PROVIDED MATERIAL

_ _ _ _

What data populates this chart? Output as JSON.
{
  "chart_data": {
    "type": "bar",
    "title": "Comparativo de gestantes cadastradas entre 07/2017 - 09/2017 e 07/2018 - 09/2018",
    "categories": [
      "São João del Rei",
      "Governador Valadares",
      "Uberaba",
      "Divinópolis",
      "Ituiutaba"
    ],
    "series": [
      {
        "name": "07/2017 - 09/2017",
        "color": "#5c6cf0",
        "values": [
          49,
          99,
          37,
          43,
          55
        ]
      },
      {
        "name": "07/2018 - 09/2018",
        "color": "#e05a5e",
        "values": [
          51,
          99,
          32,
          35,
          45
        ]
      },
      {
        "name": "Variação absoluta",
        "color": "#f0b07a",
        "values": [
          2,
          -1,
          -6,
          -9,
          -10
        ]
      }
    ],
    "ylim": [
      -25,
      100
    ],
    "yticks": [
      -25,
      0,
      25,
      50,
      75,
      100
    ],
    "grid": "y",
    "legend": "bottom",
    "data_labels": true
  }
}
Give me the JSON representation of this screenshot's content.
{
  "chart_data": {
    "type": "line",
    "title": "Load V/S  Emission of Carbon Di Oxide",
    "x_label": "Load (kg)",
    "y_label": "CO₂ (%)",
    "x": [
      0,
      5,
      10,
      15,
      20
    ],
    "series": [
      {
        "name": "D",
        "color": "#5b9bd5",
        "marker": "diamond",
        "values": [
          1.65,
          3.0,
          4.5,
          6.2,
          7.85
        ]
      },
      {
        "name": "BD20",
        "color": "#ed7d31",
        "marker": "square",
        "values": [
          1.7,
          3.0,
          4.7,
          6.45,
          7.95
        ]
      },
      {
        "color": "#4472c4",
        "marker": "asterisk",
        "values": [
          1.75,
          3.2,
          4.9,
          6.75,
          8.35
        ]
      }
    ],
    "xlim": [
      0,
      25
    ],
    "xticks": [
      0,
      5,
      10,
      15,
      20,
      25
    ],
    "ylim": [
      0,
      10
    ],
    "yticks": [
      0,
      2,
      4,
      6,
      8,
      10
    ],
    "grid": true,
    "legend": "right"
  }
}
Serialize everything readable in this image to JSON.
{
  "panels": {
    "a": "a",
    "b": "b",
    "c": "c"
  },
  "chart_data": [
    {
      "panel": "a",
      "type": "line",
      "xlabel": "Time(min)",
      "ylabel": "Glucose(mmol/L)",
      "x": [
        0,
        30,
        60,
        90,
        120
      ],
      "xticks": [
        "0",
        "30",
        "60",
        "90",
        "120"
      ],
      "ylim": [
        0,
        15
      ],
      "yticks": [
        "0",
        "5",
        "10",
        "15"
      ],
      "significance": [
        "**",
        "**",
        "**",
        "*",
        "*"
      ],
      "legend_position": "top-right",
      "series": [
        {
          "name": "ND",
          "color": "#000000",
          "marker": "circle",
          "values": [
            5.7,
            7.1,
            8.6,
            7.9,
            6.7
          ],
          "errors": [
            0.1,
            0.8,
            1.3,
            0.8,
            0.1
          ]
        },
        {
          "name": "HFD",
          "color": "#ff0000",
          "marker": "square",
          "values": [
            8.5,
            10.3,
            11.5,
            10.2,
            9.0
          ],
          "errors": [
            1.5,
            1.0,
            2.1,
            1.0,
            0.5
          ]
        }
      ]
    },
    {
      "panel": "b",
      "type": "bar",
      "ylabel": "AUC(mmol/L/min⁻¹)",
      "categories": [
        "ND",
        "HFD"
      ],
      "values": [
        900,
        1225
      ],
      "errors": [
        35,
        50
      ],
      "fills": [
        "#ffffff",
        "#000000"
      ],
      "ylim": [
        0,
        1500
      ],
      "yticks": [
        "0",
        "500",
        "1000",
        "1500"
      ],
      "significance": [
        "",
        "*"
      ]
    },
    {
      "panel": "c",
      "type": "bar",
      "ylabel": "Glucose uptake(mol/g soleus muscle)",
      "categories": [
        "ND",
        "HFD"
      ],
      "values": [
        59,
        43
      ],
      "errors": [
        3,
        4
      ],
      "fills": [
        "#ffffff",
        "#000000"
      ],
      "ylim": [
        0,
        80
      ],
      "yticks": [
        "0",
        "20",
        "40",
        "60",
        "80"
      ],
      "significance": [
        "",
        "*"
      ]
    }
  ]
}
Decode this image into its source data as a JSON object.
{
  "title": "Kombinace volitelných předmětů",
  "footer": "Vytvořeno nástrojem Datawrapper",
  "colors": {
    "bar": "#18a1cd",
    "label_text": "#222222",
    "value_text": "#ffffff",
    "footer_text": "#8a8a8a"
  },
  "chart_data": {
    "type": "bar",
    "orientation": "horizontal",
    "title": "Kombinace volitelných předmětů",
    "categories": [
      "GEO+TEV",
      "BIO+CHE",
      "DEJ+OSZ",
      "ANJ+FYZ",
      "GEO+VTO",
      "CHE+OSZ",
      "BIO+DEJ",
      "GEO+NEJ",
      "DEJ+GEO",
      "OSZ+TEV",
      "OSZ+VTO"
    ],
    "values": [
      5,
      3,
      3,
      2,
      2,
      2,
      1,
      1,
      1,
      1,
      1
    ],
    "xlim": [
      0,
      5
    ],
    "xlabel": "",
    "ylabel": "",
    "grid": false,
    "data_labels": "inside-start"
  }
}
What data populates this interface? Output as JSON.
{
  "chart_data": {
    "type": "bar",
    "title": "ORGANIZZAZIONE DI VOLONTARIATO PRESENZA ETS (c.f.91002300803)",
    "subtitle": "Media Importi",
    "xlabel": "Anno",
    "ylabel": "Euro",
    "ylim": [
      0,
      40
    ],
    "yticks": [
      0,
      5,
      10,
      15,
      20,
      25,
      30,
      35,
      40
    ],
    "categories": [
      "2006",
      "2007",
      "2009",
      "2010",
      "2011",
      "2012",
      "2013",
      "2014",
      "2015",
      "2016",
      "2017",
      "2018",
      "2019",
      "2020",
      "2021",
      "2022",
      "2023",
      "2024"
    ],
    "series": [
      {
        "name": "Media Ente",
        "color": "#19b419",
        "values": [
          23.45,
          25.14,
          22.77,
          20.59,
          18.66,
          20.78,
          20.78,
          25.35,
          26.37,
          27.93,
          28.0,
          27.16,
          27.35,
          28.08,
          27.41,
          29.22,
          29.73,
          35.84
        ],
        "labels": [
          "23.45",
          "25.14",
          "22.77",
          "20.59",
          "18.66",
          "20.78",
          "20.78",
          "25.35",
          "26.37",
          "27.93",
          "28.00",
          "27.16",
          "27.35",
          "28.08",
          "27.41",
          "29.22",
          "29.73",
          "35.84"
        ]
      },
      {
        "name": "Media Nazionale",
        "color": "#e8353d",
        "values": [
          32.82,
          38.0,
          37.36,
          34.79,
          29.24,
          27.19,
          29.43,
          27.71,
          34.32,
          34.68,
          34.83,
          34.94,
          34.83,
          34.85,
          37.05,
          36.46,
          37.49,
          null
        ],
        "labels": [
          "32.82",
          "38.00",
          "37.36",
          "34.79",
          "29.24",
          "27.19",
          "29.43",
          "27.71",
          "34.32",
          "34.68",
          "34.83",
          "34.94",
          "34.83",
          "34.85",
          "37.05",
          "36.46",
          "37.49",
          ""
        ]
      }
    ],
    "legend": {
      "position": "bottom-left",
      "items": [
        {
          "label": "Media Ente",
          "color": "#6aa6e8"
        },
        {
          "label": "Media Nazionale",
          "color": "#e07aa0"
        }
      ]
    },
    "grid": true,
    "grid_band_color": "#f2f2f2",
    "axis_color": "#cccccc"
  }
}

_ _ _ _

Each line of the listing should be echoed back exactly.

SOLUTION TO THE EXERCISE
What data populates this chart? Output as JSON.
{
  "chart_data": {
    "type": "bar",
    "title": "Comparativo de gestantes cadastradas entre 07/2017 - 09/2017 e 07/2018 - 09/2018",
    "categories": [
      "São João del Rei",
      "Governador Valadares",
      "Uberaba",
      "Divinópolis",
      "Ituiutaba"
    ],
    "series": [
      {
        "name": "07/2017 - 09/2017",
        "color": "#5c6cf0",
        "values": [
          49,
          99,
          37,
          43,
          55
        ]
      },
      {
        "name": "07/2018 - 09/2018",
        "color": "#e05a5e",
        "values": [
          51,
          99,
          32,
          35,
          45
        ]
      },
      {
        "name": "Variação absoluta",
        "color": "#f0b07a",
        "values": [
          2,
          -1,
          -6,
          -9,
          -10
        ]
      }
    ],
    "ylim": [
      -25,
      100
    ],
    "yticks": [
      -25,
      0,
      25,
      50,
      75,
      100
    ],
    "grid": "y",
    "legend": "bottom",
    "data_labels": true
  }
}
Give me the JSON representation of this screenshot's content.
{
  "chart_data": {
    "type": "line",
    "title": "Load V/S  Emission of Carbon Di Oxide",
    "x_label": "Load (kg)",
    "y_label": "CO₂ (%)",
    "x": [
      0,
      5,
      10,
      15,
      20
    ],
    "series": [
      {
        "name": "D",
        "color": "#5b9bd5",
        "marker": "diamond",
        "values": [
          1.65,
          3.0,
          4.5,
          6.2,
          7.85
        ]
      },
      {
        "name": "BD20",
        "color": "#ed7d31",
        "marker": "square",
        "values": [
          1.7,
          3.0,
          4.7,
          6.45,
          7.95
        ]
      },
      {
        "color": "#4472c4",
        "marker": "asterisk",
        "values": [
          1.75,
          3.2,
          4.9,
          6.75,
          8.35
        ]
      }
    ],
    "xlim": [
      0,
      25
    ],
    "xticks": [
      0,
      5,
      10,
      15,
      20,
      25
    ],
    "ylim": [
      0,
      10
    ],
    "yticks": [
      0,
      2,
      4,
      6,
      8,
      10
    ],
    "grid": true,
    "legend": "right"
  }
}
Serialize everything readable in this image to JSON.
{
  "panels": {
    "a": "a",
    "b": "b",
    "c": "c"
  },
  "chart_data": [
    {
      "panel": "a",
      "type": "line",
      "xlabel": "Time(min)",
      "ylabel": "Glucose(mmol/L)",
      "x": [
        0,
        30,
        60,
        90,
        120
      ],
      "xticks": [
        "0",
        "30",
        "60",
        "90",
        "120"
      ],
      "ylim": [
        0,
        15
      ],
      "yticks": [
        "0",
        "5",
        "10",
        "15"
      ],
      "significance": [
        "**",
        "**",
        "**",
        "*",
        "*"
      ],
      "legend_position": "top-right",
      "series": [
        {
          "name": "ND",
          "color": "#000000",
          "marker": "circle",
          "values": [
            5.7,
            7.1,
            8.6,
            7.9,
            6.7
          ],
          "errors": [
            0.1,
            0.8,
            1.3,
            0.8,
            0.1
          ]
        },
        {
          "name": "HFD",
          "color": "#ff0000",
          "marker": "square",
          "values": [
            8.5,
            10.3,
            11.5,
            10.2,
            9.0
          ],
          "errors": [
            1.5,
            1.0,
            2.1,
            1.0,
            0.5
          ]
        }
      ]
    },
    {
      "panel": "b",
      "type": "bar",
      "ylabel": "AUC(mmol/L/min⁻¹)",
      "categories": [
        "ND",
        "HFD"
      ],
      "values": [
        900,
        1225
      ],
      "errors": [
        35,
        50
      ],
      "fills": [
        "#ffffff",
        "#000000"
      ],
      "ylim": [
        0,
        1500
      ],
      "yticks": [
        "0",
        "500",
        "1000",
        "1500"
      ],
      "significance": [
        "",
        "*"
      ]
    },
    {
      "panel": "c",
      "type": "bar",
      "ylabel": "Glucose uptake(mol/g soleus muscle)",
      "categories": [
        "ND",
        "HFD"
      ],
      "values": [
        59,
        43
      ],
      "errors": [
        3,
        4
      ],
      "fills": [
        "#ffffff",
        "#000000"
      ],
      "ylim": [
        0,
        80
      ],
      "yticks": [
        "0",
        "20",
        "40",
        "60",
        "80"
      ],
      "significance": [
        "",
        "*"
      ]
    }
  ]
}
Decode this image into its source data as a JSON object.
{
  "title": "Kombinace volitelných předmětů",
  "footer": "Vytvořeno nástrojem Datawrapper",
  "colors": {
    "bar": "#18a1cd",
    "label_text": "#222222",
    "value_text": "#ffffff",
    "footer_text": "#8a8a8a"
  },
  "chart_data": {
    "type": "bar",
    "orientation": "horizontal",
    "title": "Kombinace volitelných předmětů",
    "categories": [
      "GEO+TEV",
      "BIO+CHE",
      "DEJ+OSZ",
      "ANJ+FYZ",
      "GEO+VTO",
      "CHE+OSZ",
      "BIO+DEJ",
      "GEO+NEJ",
      "DEJ+GEO",
      "OSZ+TEV",
      "OSZ+VTO"
    ],
    "values": [
      5,
      3,
      3,
      2,
      2,
      2,
      1,
      1,
      1,
      1,
      1
    ],
    "xlim": [
      0,
      5
    ],
    "xlabel": "",
    "ylabel": "",
    "grid": false,
    "data_labels": "inside-start"
  }
}
What data populates this interface? Output as JSON.
{
  "chart_data": {
    "type": "bar",
    "title": "ORGANIZZAZIONE DI VOLONTARIATO PRESENZA ETS (c.f.91002300803)",
    "subtitle": "Media Importi",
    "xlabel": "Anno",
    "ylabel": "Euro",
    "ylim": [
      0,
      40
    ],
    "yticks": [
      0,
      5,
      10,
      15,
      20,
      25,
      30,
      35,
      40
    ],
    "categories": [
      "2006",
      "2007",
      "2009",
      "2010",
      "2011",
      "2012",
      "2013",
      "2014",
      "2015",
      "2016",
      "2017",
      "2018",
      "2019",
      "2020",
      "2021",
      "2022",
      "2023",
      "2024"
    ],
    "series": [
      {
        "name": "Media Ente",
        "color": "#19b419",
        "values": [
          23.45,
          25.14,
          22.77,
          20.59,
          18.66,
          20.78,
          20.78,
          25.35,
          26.37,
          27.93,
          28.0,
          27.16,
          27.35,
          28.08,
          27.41,
          29.22,
          29.73,
          35.84
        ],
        "labels": [
          "23.45",
          "25.14",
          "22.77",
          "20.59",
          "18.66",
          "20.78",
          "20.78",
          "25.35",
          "26.37",
          "27.93",
          "28.00",
          "27.16",
          "27.35",
          "28.08",
          "27.41",
          "29.22",
          "29.73",
          "35.84"
        ]
      },
      {
        "name": "Media Nazionale",
        "color": "#e8353d",
        "values": [
          32.82,
          38.0,
          37.36,
          34.79,
          29.24,
          27.19,
          29.43,
          27.71,
          34.32,
          34.68,
          34.83,
          34.94,
          34.83,
          34.85,
          37.05,
          36.46,
          37.49,
          null
        ],
        "labels": [
          "32.82",
          "38.00",
          "37.36",
          "34.79",
          "29.24",
          "27.19",
          "29.43",
          "27.71",
          "34.32",
          "34.68",
          "34.83",
          "34.94",
          "34.83",
          "34.85",
          "37.05",
          "36.46",
          "37.49",
          ""
        ]
      }
    ],
    "legend": {
      "position": "bottom-left",
      "items": [
        {
          "label": "Media Ente",
          "color": "#6aa6e8"
        },
        {
          "label": "Media Nazionale",
          "color": "#e07aa0"
        }
      ]
    },
    "grid": true,
    "grid_band_color": "#f2f2f2",
    "axis_color": "#cccccc"
  }
}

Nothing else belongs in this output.